* _Extracted entries_

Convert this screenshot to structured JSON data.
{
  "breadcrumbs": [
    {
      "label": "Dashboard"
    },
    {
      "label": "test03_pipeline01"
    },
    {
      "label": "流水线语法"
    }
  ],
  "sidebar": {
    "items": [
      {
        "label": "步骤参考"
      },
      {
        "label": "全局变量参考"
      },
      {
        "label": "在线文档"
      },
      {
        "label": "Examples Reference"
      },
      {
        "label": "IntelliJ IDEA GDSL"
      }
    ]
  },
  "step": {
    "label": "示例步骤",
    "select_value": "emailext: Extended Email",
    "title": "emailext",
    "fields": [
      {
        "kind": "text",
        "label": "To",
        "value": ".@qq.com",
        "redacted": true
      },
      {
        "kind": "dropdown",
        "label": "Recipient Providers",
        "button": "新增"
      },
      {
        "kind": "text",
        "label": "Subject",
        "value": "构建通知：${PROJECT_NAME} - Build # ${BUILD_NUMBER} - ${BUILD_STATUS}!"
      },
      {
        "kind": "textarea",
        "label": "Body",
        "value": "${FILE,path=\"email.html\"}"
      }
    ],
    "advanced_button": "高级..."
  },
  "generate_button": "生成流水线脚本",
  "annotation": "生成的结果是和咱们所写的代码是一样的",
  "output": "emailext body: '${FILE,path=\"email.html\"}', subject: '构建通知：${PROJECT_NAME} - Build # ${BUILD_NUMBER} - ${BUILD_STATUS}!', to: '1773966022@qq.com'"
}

==

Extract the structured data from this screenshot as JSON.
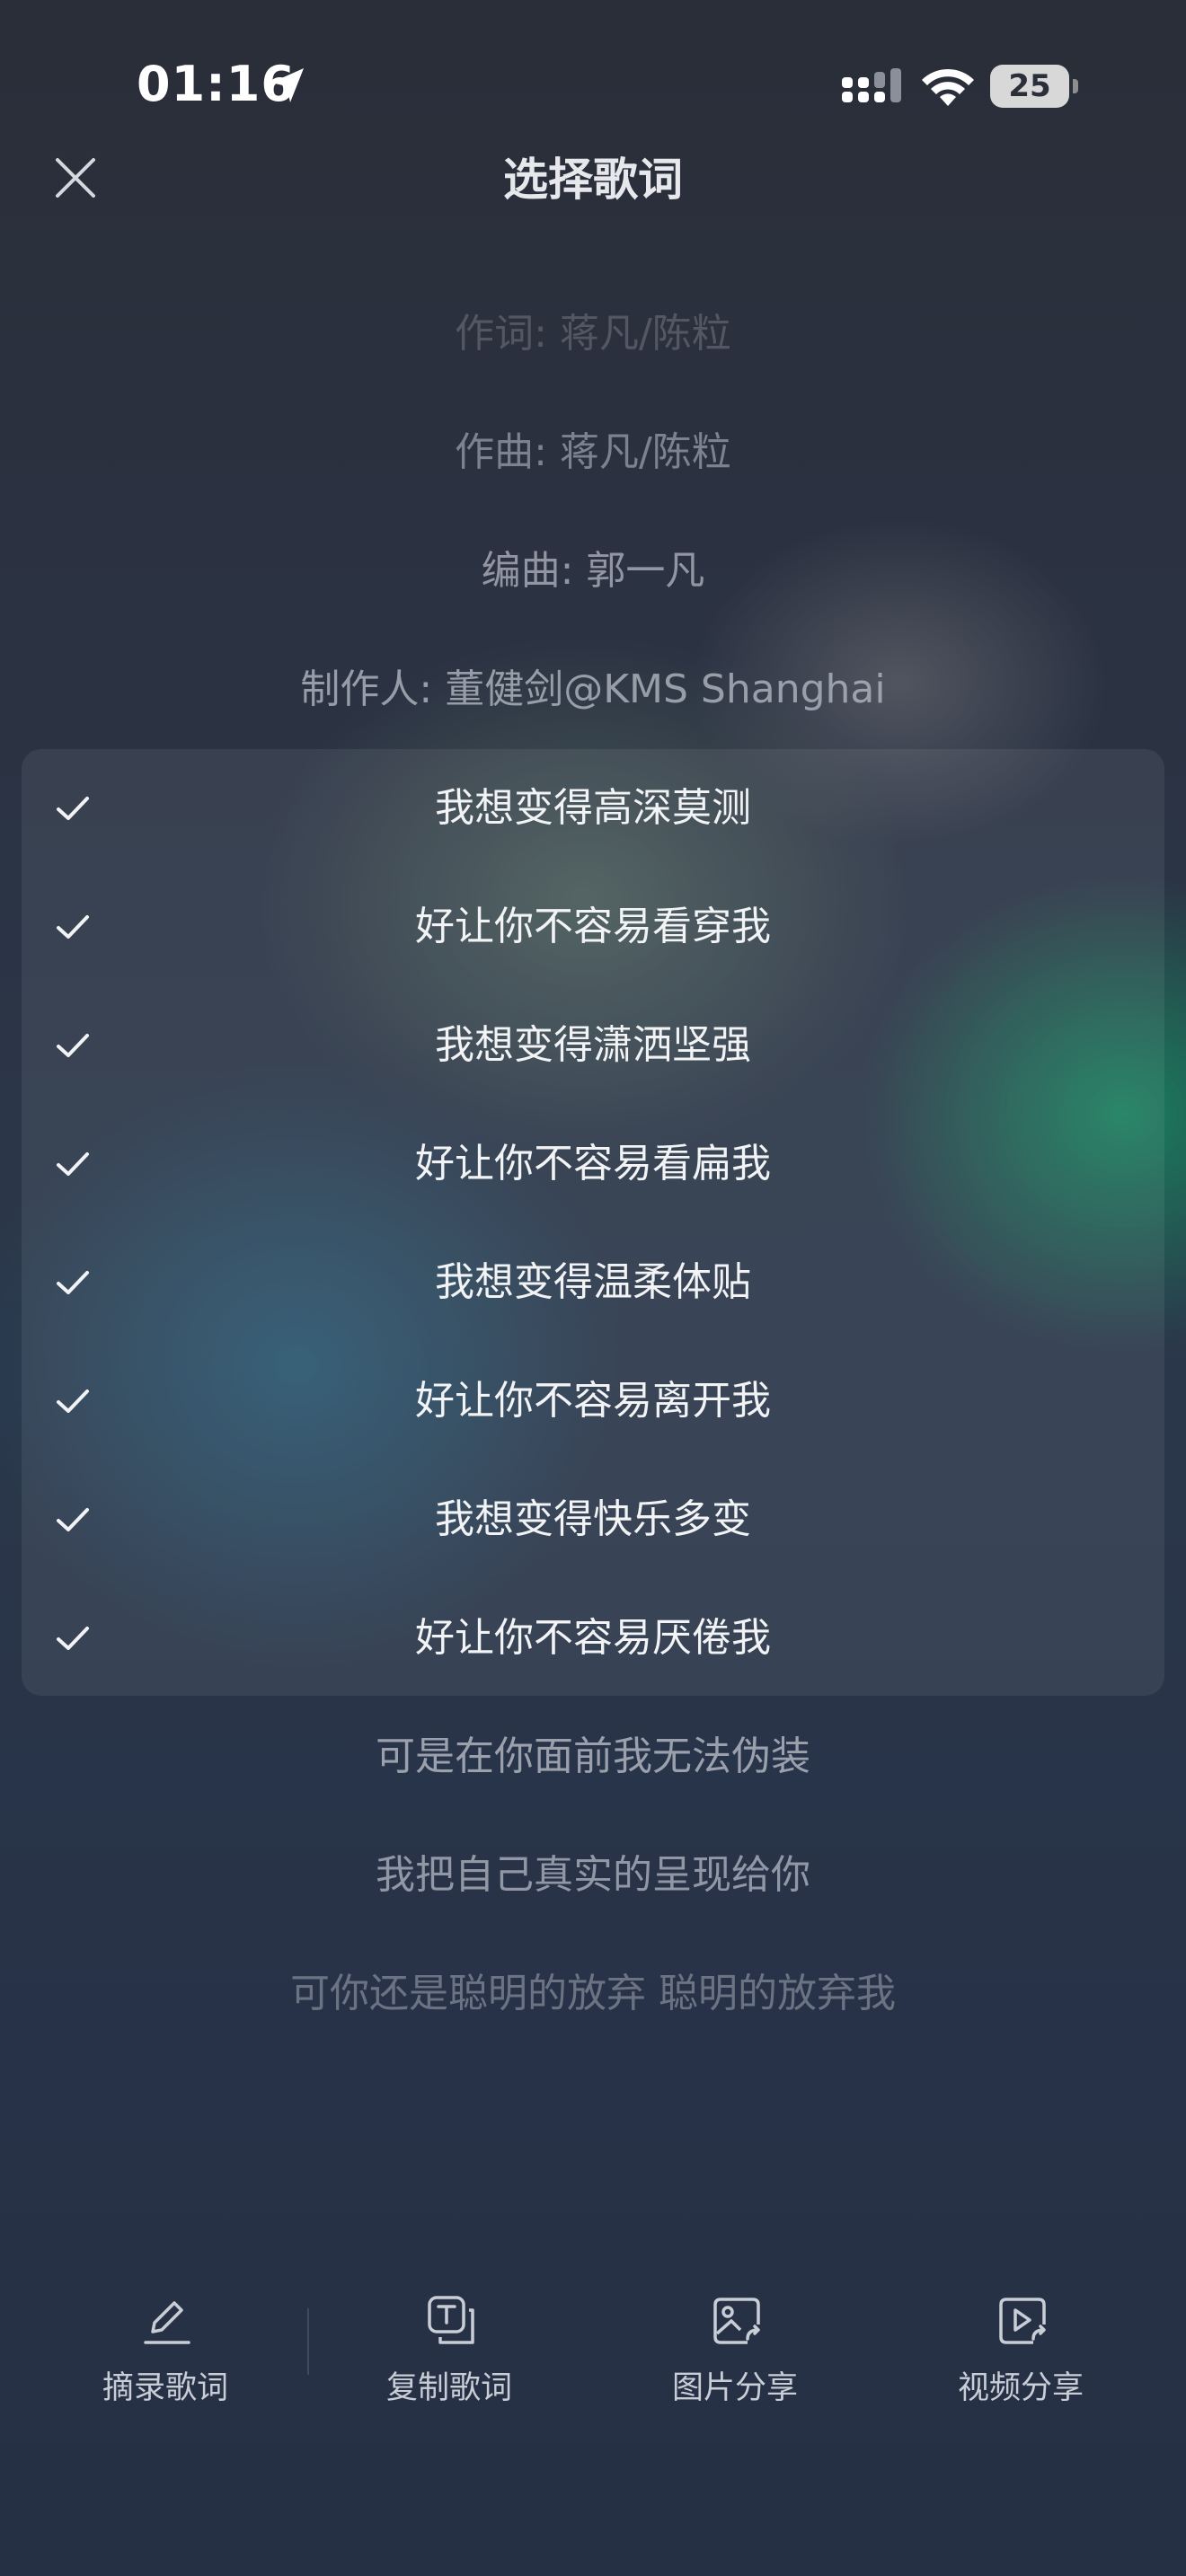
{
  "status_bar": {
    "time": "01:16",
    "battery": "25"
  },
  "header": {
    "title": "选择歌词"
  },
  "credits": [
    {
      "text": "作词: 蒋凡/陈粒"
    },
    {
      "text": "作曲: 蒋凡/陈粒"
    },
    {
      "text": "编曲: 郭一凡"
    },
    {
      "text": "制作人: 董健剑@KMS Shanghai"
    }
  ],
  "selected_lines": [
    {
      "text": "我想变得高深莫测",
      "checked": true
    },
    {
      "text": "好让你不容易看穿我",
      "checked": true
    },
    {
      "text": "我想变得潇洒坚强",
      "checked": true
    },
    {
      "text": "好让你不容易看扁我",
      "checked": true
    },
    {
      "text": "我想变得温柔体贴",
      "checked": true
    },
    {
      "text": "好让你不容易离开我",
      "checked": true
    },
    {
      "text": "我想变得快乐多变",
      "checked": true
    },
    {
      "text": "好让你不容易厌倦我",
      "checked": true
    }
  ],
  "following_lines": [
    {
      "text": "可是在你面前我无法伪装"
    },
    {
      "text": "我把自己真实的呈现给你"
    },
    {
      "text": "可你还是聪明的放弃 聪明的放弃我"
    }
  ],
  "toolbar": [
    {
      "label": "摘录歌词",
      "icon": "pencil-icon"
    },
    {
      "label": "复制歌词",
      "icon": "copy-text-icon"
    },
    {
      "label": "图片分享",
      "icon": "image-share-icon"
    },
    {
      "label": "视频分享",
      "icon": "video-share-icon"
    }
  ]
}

---

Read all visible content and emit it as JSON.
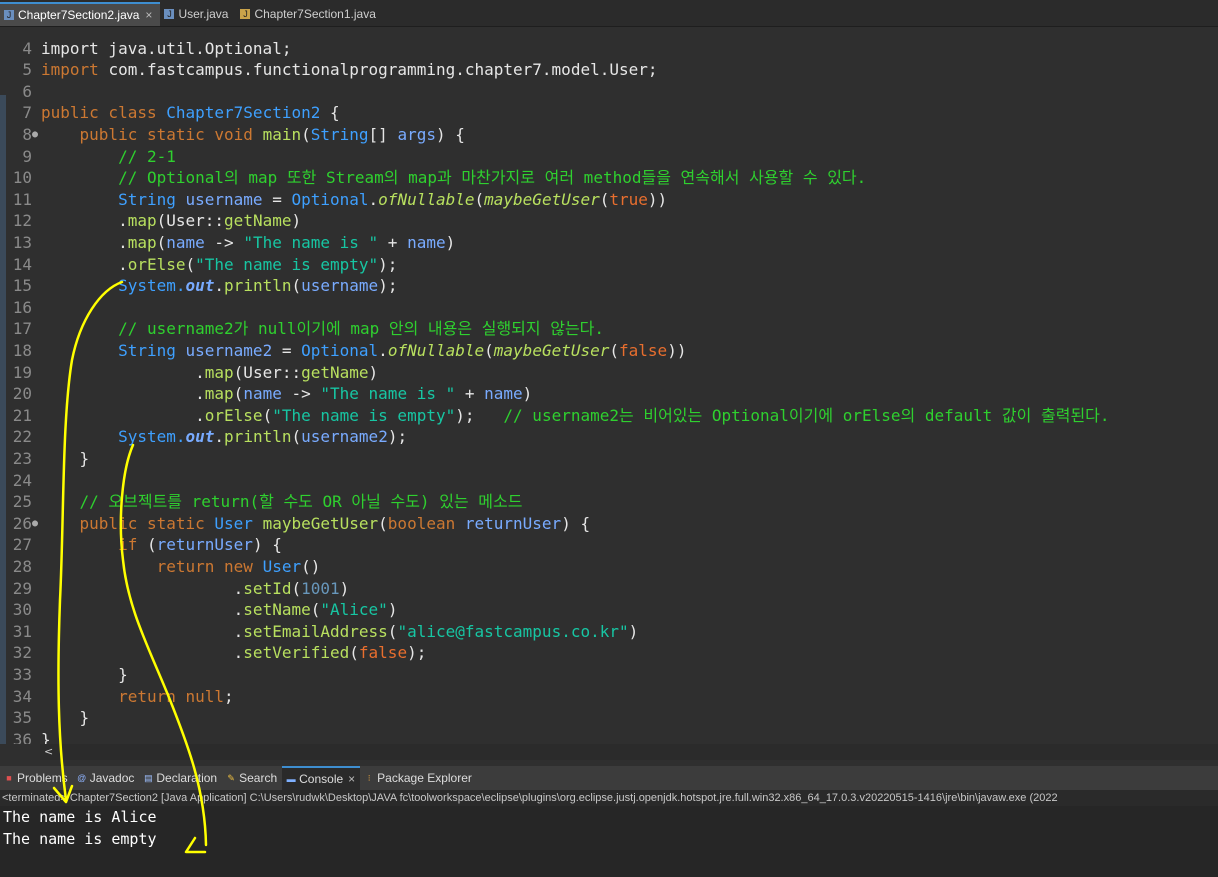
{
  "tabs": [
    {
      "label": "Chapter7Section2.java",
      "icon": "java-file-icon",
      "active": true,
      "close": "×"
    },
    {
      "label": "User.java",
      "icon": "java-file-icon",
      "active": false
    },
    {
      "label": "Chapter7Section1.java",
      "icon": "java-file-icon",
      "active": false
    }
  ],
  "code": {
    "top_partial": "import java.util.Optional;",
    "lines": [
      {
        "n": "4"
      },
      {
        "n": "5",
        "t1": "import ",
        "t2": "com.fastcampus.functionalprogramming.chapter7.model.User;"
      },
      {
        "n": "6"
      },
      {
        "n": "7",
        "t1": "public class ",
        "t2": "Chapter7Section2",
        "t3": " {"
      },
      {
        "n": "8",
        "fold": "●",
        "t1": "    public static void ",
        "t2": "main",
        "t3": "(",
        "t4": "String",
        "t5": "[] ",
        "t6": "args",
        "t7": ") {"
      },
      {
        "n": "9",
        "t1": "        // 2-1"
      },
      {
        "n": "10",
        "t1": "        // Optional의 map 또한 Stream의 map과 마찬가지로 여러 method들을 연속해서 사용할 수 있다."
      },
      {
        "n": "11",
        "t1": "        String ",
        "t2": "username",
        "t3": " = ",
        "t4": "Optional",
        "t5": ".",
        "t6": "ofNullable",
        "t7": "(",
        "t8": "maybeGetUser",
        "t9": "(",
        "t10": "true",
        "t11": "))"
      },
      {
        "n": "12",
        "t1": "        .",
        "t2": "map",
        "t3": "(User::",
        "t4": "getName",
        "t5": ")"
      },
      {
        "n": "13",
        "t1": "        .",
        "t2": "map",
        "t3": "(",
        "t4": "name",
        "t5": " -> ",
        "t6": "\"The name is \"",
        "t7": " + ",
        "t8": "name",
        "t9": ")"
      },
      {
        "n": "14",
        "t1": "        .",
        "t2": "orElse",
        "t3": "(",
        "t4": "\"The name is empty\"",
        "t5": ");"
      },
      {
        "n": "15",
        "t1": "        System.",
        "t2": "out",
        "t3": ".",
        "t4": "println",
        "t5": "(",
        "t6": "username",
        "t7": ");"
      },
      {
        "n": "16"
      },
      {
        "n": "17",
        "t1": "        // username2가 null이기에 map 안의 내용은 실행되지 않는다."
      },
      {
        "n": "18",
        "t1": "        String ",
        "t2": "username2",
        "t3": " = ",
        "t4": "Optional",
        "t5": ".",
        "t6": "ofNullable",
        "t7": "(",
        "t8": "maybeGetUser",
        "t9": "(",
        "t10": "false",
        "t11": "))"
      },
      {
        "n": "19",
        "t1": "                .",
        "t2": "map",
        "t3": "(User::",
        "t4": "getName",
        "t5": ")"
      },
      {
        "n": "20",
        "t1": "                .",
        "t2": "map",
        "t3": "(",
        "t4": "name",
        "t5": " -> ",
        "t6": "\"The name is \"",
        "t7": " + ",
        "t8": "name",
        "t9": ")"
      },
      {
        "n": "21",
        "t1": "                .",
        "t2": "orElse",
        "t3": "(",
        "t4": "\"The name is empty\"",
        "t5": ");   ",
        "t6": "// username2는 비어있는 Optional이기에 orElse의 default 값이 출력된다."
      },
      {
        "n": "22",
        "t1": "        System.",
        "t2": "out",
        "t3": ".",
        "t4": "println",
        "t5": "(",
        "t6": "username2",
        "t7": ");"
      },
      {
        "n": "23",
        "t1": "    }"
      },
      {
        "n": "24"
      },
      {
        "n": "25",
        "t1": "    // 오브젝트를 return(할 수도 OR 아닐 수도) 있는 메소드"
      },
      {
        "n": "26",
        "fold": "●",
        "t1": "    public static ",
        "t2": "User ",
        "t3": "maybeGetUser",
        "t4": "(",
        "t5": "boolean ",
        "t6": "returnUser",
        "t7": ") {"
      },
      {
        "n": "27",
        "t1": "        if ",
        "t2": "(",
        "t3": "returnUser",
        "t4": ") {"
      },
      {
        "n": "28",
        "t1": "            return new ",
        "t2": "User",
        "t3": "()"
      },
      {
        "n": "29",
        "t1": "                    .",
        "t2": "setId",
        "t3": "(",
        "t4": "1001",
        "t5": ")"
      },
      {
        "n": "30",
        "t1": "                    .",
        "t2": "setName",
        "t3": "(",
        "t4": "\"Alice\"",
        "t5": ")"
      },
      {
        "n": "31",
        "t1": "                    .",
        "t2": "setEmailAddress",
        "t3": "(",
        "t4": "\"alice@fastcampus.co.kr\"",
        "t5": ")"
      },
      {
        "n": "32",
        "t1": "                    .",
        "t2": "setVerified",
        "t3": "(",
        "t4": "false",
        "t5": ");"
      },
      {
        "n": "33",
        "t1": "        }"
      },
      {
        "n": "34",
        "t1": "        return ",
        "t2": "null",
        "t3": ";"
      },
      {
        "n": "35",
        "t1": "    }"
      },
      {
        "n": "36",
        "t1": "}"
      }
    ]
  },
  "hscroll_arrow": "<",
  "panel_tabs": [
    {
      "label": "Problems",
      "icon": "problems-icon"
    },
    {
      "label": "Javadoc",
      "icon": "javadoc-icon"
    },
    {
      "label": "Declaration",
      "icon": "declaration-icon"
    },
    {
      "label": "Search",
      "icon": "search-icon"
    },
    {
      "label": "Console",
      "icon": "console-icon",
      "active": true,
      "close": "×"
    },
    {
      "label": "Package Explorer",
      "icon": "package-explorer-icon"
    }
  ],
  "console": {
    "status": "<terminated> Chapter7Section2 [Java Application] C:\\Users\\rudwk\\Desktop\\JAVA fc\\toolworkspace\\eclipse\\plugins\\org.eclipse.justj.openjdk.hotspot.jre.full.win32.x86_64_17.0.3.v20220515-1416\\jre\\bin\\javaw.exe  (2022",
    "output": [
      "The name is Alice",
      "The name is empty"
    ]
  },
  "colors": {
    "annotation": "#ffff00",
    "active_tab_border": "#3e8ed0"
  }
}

* _Exercise_
Count all lines of the data that include "emailext". The answer is the number alone.

* _Full response_
3